Task to carry out: Below is a block of records: output all of them exactly and leave out the pictures.

Record extracts:
________________
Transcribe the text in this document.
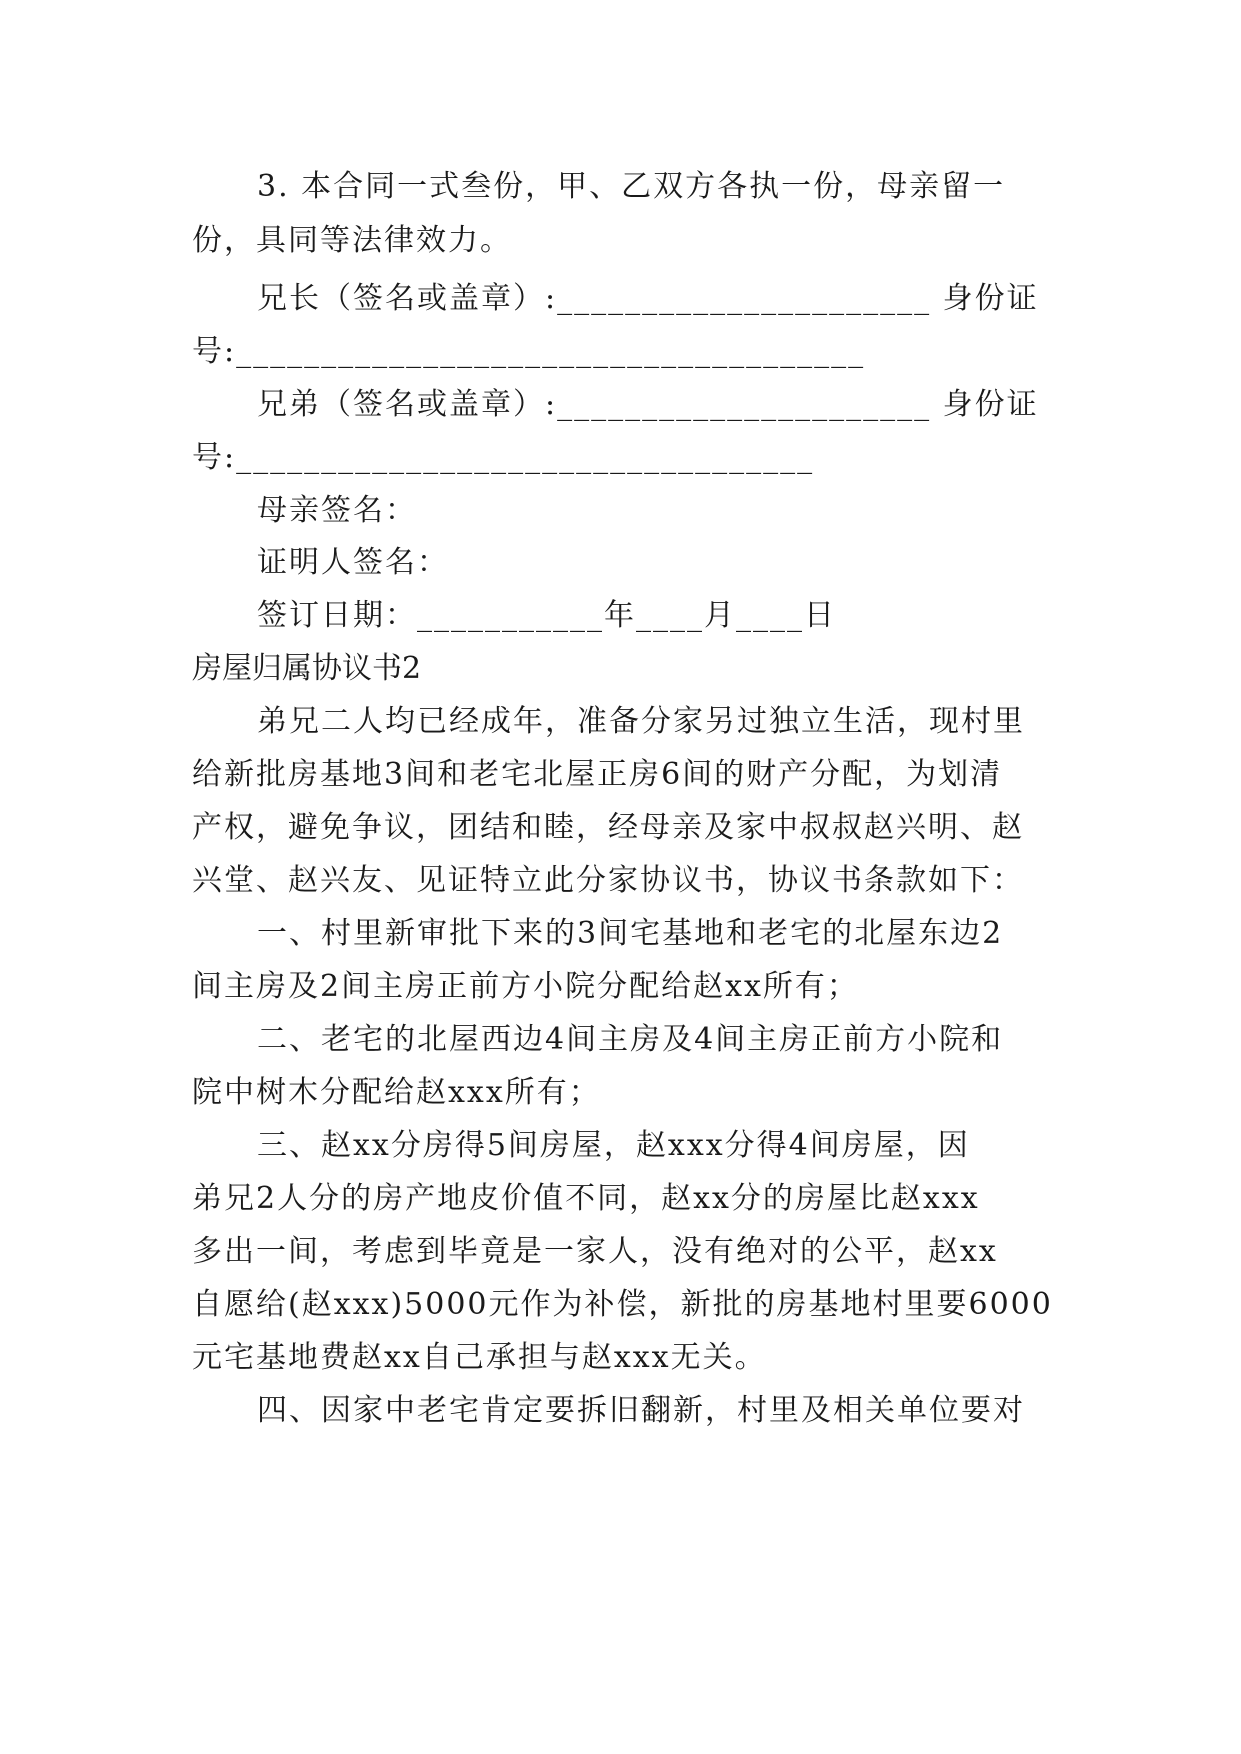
3. 本合同一式叁份，甲、乙双方各执一份，母亲留一
份，具同等法律效力。
兄长（签名或盖章）:______________________ 身份证
号:_____________________________________
兄弟（签名或盖章）:______________________ 身份证
号:__________________________________
母亲签名：
证明人签名：
签订日期：___________年____月____日
房屋归属协议书2
弟兄二人均已经成年，准备分家另过独立生活，现村里
给新批房基地3间和老宅北屋正房6间的财产分配，为划清
产权，避免争议，团结和睦，经母亲及家中叔叔赵兴明、赵
兴堂、赵兴友、见证特立此分家协议书，协议书条款如下：
一、村里新审批下来的3间宅基地和老宅的北屋东边2
间主房及2间主房正前方小院分配给赵xx所有；
二、老宅的北屋西边4间主房及4间主房正前方小院和
院中树木分配给赵xxx所有；
三、赵xx分房得5间房屋，赵xxx分得4间房屋，因
弟兄2人分的房产地皮价值不同，赵xx分的房屋比赵xxx
多出一间，考虑到毕竟是一家人，没有绝对的公平，赵xx
自愿给(赵xxx)5000元作为补偿，新批的房基地村里要6000
元宅基地费赵xx自己承担与赵xxx无关。
四、因家中老宅肯定要拆旧翻新，村里及相关单位要对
________________
Task result:
Transcribe the text in this document.
3. 本合同一式叁份，甲、乙双方各执一份，母亲留一
份，具同等法律效力。
兄长（签名或盖章）:______________________ 身份证
号:_____________________________________
兄弟（签名或盖章）:______________________ 身份证
号:__________________________________
母亲签名：
证明人签名：
签订日期：___________年____月____日
房屋归属协议书2
弟兄二人均已经成年，准备分家另过独立生活，现村里
给新批房基地3间和老宅北屋正房6间的财产分配，为划清
产权，避免争议，团结和睦，经母亲及家中叔叔赵兴明、赵
兴堂、赵兴友、见证特立此分家协议书，协议书条款如下：
一、村里新审批下来的3间宅基地和老宅的北屋东边2
间主房及2间主房正前方小院分配给赵xx所有；
二、老宅的北屋西边4间主房及4间主房正前方小院和
院中树木分配给赵xxx所有；
三、赵xx分房得5间房屋，赵xxx分得4间房屋，因
弟兄2人分的房产地皮价值不同，赵xx分的房屋比赵xxx
多出一间，考虑到毕竟是一家人，没有绝对的公平，赵xx
自愿给(赵xxx)5000元作为补偿，新批的房基地村里要6000
元宅基地费赵xx自己承担与赵xxx无关。
四、因家中老宅肯定要拆旧翻新，村里及相关单位要对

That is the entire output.